→ **Work item**: The records below need copying. Match each line exactly.

Data items:
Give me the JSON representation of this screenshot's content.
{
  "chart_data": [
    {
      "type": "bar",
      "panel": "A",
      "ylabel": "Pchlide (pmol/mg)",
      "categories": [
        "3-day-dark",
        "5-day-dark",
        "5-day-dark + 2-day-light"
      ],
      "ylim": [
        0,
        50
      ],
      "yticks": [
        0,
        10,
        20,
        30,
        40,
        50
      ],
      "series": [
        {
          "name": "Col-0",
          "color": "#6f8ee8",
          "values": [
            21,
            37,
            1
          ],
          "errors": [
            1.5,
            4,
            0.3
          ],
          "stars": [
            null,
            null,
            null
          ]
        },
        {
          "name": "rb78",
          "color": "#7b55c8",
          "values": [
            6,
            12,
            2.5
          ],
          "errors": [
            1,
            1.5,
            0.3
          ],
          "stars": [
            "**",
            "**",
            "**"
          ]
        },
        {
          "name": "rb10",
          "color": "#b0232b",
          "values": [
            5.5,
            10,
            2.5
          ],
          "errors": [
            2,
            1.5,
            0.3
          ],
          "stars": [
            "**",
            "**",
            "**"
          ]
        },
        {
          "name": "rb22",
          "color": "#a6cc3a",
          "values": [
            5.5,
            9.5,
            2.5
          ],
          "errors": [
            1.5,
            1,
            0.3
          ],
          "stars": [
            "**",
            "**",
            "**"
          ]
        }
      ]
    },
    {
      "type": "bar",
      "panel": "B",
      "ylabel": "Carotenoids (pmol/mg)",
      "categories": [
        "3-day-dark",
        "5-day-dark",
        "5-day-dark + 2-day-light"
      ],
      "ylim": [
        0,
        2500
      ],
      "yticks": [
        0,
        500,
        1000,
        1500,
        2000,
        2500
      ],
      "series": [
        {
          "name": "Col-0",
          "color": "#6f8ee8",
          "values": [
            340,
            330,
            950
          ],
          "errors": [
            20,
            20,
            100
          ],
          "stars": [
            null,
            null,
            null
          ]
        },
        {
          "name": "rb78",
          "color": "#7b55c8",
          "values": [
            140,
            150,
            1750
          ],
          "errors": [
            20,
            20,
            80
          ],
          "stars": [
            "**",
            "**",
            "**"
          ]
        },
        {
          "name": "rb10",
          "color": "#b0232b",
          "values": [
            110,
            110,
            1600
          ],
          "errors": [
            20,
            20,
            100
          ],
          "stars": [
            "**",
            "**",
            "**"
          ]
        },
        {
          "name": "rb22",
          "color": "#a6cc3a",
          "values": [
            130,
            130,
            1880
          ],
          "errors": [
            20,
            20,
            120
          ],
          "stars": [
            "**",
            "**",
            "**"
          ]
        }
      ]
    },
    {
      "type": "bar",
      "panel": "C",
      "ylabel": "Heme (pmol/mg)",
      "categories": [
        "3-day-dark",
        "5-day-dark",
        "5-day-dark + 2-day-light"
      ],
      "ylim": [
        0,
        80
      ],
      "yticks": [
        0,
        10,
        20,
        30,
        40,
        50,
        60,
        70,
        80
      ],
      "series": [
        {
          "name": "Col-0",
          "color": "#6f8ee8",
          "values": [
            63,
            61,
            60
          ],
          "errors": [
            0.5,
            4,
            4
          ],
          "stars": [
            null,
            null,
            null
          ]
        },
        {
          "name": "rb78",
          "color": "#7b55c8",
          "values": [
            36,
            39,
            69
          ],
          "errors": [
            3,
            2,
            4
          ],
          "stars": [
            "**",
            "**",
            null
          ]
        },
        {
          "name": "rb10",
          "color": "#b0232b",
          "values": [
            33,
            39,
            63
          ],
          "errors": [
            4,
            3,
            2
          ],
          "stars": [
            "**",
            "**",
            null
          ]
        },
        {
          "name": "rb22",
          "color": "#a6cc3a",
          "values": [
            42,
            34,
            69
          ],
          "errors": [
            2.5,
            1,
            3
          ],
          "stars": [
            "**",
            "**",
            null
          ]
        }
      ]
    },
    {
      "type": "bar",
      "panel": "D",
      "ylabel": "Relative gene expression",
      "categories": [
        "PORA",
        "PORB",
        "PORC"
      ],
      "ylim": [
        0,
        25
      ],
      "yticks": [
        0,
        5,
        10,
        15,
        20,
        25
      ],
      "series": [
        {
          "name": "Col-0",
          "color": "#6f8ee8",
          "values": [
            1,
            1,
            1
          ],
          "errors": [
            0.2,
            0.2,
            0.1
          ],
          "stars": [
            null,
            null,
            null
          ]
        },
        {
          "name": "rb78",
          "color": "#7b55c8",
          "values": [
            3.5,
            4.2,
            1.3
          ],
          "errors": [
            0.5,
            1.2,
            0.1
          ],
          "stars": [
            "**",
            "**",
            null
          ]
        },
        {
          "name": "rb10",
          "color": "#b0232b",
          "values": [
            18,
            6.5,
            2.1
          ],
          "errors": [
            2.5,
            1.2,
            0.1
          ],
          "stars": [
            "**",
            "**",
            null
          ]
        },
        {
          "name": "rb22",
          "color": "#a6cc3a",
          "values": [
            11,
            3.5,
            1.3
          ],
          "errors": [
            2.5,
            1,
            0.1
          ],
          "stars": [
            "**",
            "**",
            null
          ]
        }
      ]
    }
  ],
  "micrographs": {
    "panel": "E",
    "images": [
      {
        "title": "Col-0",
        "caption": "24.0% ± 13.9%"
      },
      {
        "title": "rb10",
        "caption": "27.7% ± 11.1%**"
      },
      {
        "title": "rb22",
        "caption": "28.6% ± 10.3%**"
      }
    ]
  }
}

→ **Output of the exercise**:
Give me the JSON representation of this screenshot's content.
{
  "chart_data": [
    {
      "type": "bar",
      "panel": "A",
      "ylabel": "Pchlide (pmol/mg)",
      "categories": [
        "3-day-dark",
        "5-day-dark",
        "5-day-dark + 2-day-light"
      ],
      "ylim": [
        0,
        50
      ],
      "yticks": [
        0,
        10,
        20,
        30,
        40,
        50
      ],
      "series": [
        {
          "name": "Col-0",
          "color": "#6f8ee8",
          "values": [
            21,
            37,
            1
          ],
          "errors": [
            1.5,
            4,
            0.3
          ],
          "stars": [
            null,
            null,
            null
          ]
        },
        {
          "name": "rb78",
          "color": "#7b55c8",
          "values": [
            6,
            12,
            2.5
          ],
          "errors": [
            1,
            1.5,
            0.3
          ],
          "stars": [
            "**",
            "**",
            "**"
          ]
        },
        {
          "name": "rb10",
          "color": "#b0232b",
          "values": [
            5.5,
            10,
            2.5
          ],
          "errors": [
            2,
            1.5,
            0.3
          ],
          "stars": [
            "**",
            "**",
            "**"
          ]
        },
        {
          "name": "rb22",
          "color": "#a6cc3a",
          "values": [
            5.5,
            9.5,
            2.5
          ],
          "errors": [
            1.5,
            1,
            0.3
          ],
          "stars": [
            "**",
            "**",
            "**"
          ]
        }
      ]
    },
    {
      "type": "bar",
      "panel": "B",
      "ylabel": "Carotenoids (pmol/mg)",
      "categories": [
        "3-day-dark",
        "5-day-dark",
        "5-day-dark + 2-day-light"
      ],
      "ylim": [
        0,
        2500
      ],
      "yticks": [
        0,
        500,
        1000,
        1500,
        2000,
        2500
      ],
      "series": [
        {
          "name": "Col-0",
          "color": "#6f8ee8",
          "values": [
            340,
            330,
            950
          ],
          "errors": [
            20,
            20,
            100
          ],
          "stars": [
            null,
            null,
            null
          ]
        },
        {
          "name": "rb78",
          "color": "#7b55c8",
          "values": [
            140,
            150,
            1750
          ],
          "errors": [
            20,
            20,
            80
          ],
          "stars": [
            "**",
            "**",
            "**"
          ]
        },
        {
          "name": "rb10",
          "color": "#b0232b",
          "values": [
            110,
            110,
            1600
          ],
          "errors": [
            20,
            20,
            100
          ],
          "stars": [
            "**",
            "**",
            "**"
          ]
        },
        {
          "name": "rb22",
          "color": "#a6cc3a",
          "values": [
            130,
            130,
            1880
          ],
          "errors": [
            20,
            20,
            120
          ],
          "stars": [
            "**",
            "**",
            "**"
          ]
        }
      ]
    },
    {
      "type": "bar",
      "panel": "C",
      "ylabel": "Heme (pmol/mg)",
      "categories": [
        "3-day-dark",
        "5-day-dark",
        "5-day-dark + 2-day-light"
      ],
      "ylim": [
        0,
        80
      ],
      "yticks": [
        0,
        10,
        20,
        30,
        40,
        50,
        60,
        70,
        80
      ],
      "series": [
        {
          "name": "Col-0",
          "color": "#6f8ee8",
          "values": [
            63,
            61,
            60
          ],
          "errors": [
            0.5,
            4,
            4
          ],
          "stars": [
            null,
            null,
            null
          ]
        },
        {
          "name": "rb78",
          "color": "#7b55c8",
          "values": [
            36,
            39,
            69
          ],
          "errors": [
            3,
            2,
            4
          ],
          "stars": [
            "**",
            "**",
            null
          ]
        },
        {
          "name": "rb10",
          "color": "#b0232b",
          "values": [
            33,
            39,
            63
          ],
          "errors": [
            4,
            3,
            2
          ],
          "stars": [
            "**",
            "**",
            null
          ]
        },
        {
          "name": "rb22",
          "color": "#a6cc3a",
          "values": [
            42,
            34,
            69
          ],
          "errors": [
            2.5,
            1,
            3
          ],
          "stars": [
            "**",
            "**",
            null
          ]
        }
      ]
    },
    {
      "type": "bar",
      "panel": "D",
      "ylabel": "Relative gene expression",
      "categories": [
        "PORA",
        "PORB",
        "PORC"
      ],
      "ylim": [
        0,
        25
      ],
      "yticks": [
        0,
        5,
        10,
        15,
        20,
        25
      ],
      "series": [
        {
          "name": "Col-0",
          "color": "#6f8ee8",
          "values": [
            1,
            1,
            1
          ],
          "errors": [
            0.2,
            0.2,
            0.1
          ],
          "stars": [
            null,
            null,
            null
          ]
        },
        {
          "name": "rb78",
          "color": "#7b55c8",
          "values": [
            3.5,
            4.2,
            1.3
          ],
          "errors": [
            0.5,
            1.2,
            0.1
          ],
          "stars": [
            "**",
            "**",
            null
          ]
        },
        {
          "name": "rb10",
          "color": "#b0232b",
          "values": [
            18,
            6.5,
            2.1
          ],
          "errors": [
            2.5,
            1.2,
            0.1
          ],
          "stars": [
            "**",
            "**",
            null
          ]
        },
        {
          "name": "rb22",
          "color": "#a6cc3a",
          "values": [
            11,
            3.5,
            1.3
          ],
          "errors": [
            2.5,
            1,
            0.1
          ],
          "stars": [
            "**",
            "**",
            null
          ]
        }
      ]
    }
  ],
  "micrographs": {
    "panel": "E",
    "images": [
      {
        "title": "Col-0",
        "caption": "24.0% ± 13.9%"
      },
      {
        "title": "rb10",
        "caption": "27.7% ± 11.1%**"
      },
      {
        "title": "rb22",
        "caption": "28.6% ± 10.3%**"
      }
    ]
  }
}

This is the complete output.